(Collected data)
#####

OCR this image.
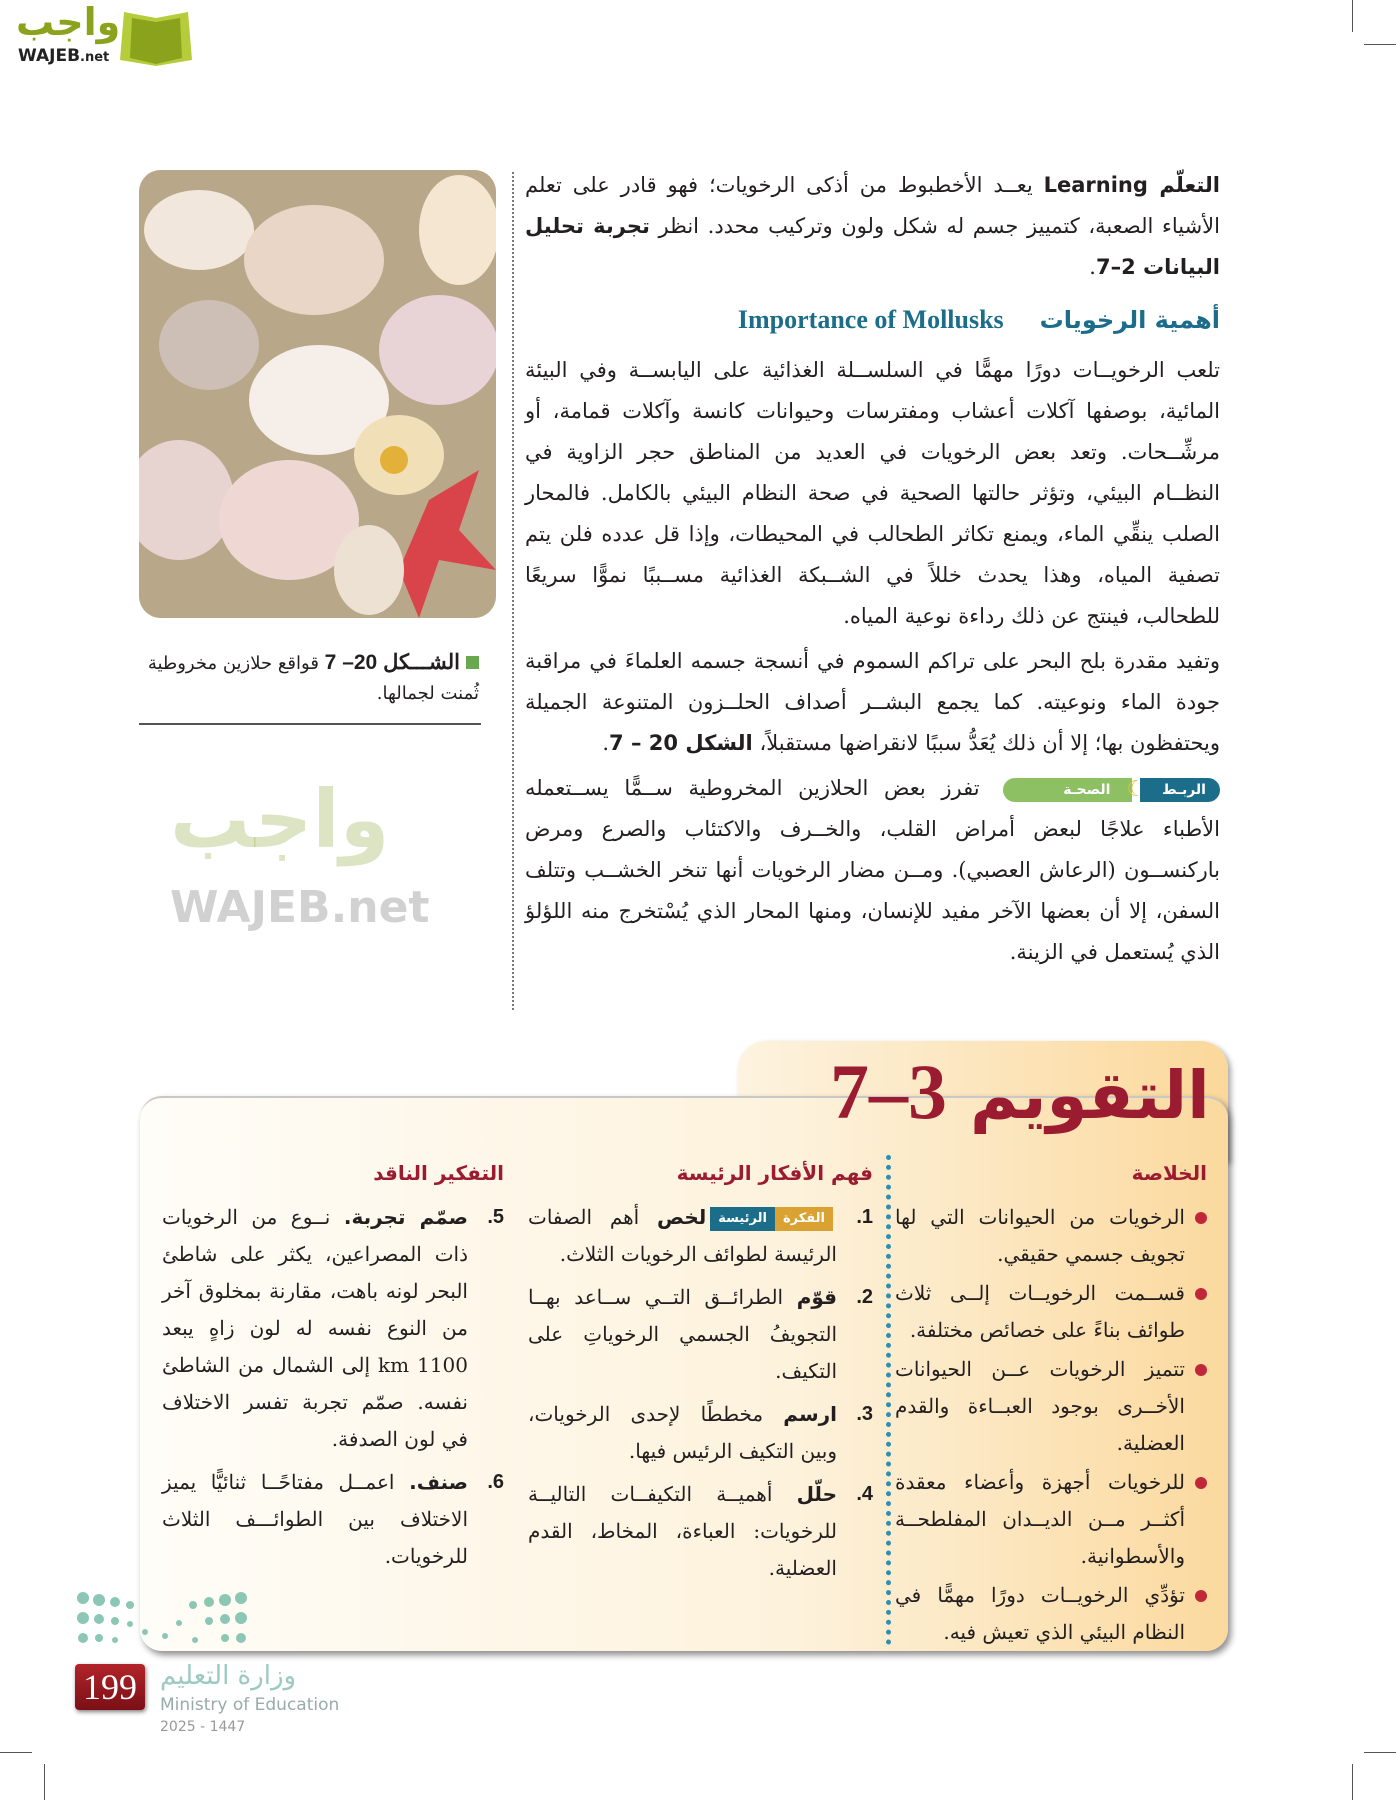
واجب
WAJEB.net
الشـــكل 20– 7 قواقع حلازين مخروطية ثُمنت لجمالها.
واجب
WAJEB.net

التعلّم Learning يعــد الأخطبوط من أذكى الرخويات؛ فهو قادر على تعلم الأشياء الصعبة، كتمييز جسم له شكل ولون وتركيب محدد. انظر تجربة تحليل البيانات 2–7.

أهمية الرخويات
Importance of Mollusks

تلعب الرخويــات دورًا مهمًّا في السلســلة الغذائية على اليابســة وفي البيئة المائية، بوصفها آكلات أعشاب ومفترسات وحيوانات كانسة وآكلات قمامة، أو مرشِّــحات. وتعد بعض الرخويات في العديد من المناطق حجر الزاوية في النظــام البيئي، وتؤثر حالتها الصحية في صحة النظام البيئي بالكامل. فالمحار الصلب ينقِّي الماء، ويمنع تكاثر الطحالب في المحيطات، وإذا قل عدده فلن يتم تصفية المياه، وهذا يحدث خللاً في الشــبكة الغذائية مســببًا نموًّا سريعًا للطحالب، فينتج عن ذلك رداءة نوعية المياه.

وتفيد مقدرة بلح البحر على تراكم السموم في أنسجة جسمه العلماءَ في مراقبة جودة الماء ونوعيته. كما يجمع البشــر أصداف الحلــزون المتنوعة الجميلة ويحتفظون بها؛ إلا أن ذلك يُعَدُّ سببًا لانقراضها مستقبلاً، الشكل 20 – 7.

الربـط
☾
الصحـة
تفرز بعض الحلازين المخروطية ســمًّا يســتعمله الأطباء علاجًا لبعض أمراض القلب، والخــرف والاكتئاب والصرع ومرض باركنســون (الرعاش العصبي). ومــن مضار الرخويات أنها تنخر الخشــب وتتلف السفن، إلا أن بعضها الآخر مفيد للإنسان، ومنها المحار الذي يُسْتخرج منه اللؤلؤ الذي يُستعمل في الزينة.

التقويم 3–7
الخلاصة
الرخويات من الحيوانات التي لها تجويف جسمي حقيقي.
قســمت الرخويــات إلــى ثلاث طوائف بناءً على خصائص مختلفة.
تتميز الرخويات عــن الحيوانات الأخــرى بوجود العبــاءة والقدم العضلية.
للرخويات أجهزة وأعضاء معقدة أكثــر مــن الديــدان المفلطحــة والأسطوانية.
تؤدِّي الرخويــات دورًا مهمًّا في النظام البيئي الذي تعيش فيه.
فهم الأفكار الرئيسة
1.
الفكرة
الرئيسة
لخص أهم الصفات الرئيسة لطوائف الرخويات الثلاث.
2.
قوّم الطرائــق التــي ســاعد بهــا التجويفُ الجسمي الرخوياتِ على التكيف.
3.
ارسم مخططًا لإحدى الرخويات، وبين التكيف الرئيس فيها.
4.
حلّل أهميــة التكيفــات التاليــة للرخويات: العباءة، المخاط، القدم العضلية.
التفكير الناقد
5.
صمّم تجربة. نــوع من الرخويات ذات المصراعين، يكثر على شاطئ البحر لونه باهت، مقارنة بمخلوق آخر من النوع نفسه له لون زاهٍ يبعد 1100 km إلى الشمال من الشاطئ نفسه. صمّم تجربة تفسر الاختلاف في لون الصدفة.
6.
صنف. اعمــل مفتاحًــا ثنائيًّا يميز الاختلاف بين الطوائـــف الثلاث للرخويات.
وزارة التعليم
Ministry of Education
2025 - 1447
199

#####

== Written problem ==
Select all lines with the word "النظام" from the entries above.

== Response to the task ==
تلعب الرخويــات دورًا مهمًّا في السلســلة الغذائية على اليابســة وفي البيئة المائية، بوصفها آكلات أعشاب ومفترسات وحيوانات كانسة وآكلات قمامة، أو مرشِّــحات. وتعد بعض الرخويات في العديد من المناطق حجر الزاوية في النظــام البيئي، وتؤثر حالتها الصحية في صحة النظام البيئي بالكامل. فالمحار الصلب ينقِّي الماء، ويمنع تكاثر الطحالب في المحيطات، وإذا قل عدده فلن يتم تصفية المياه، وهذا يحدث خللاً في الشــبكة الغذائية مســببًا نموًّا سريعًا للطحالب، فينتج عن ذلك رداءة نوعية المياه.
تؤدِّي الرخويــات دورًا مهمًّا في النظام البيئي الذي تعيش فيه.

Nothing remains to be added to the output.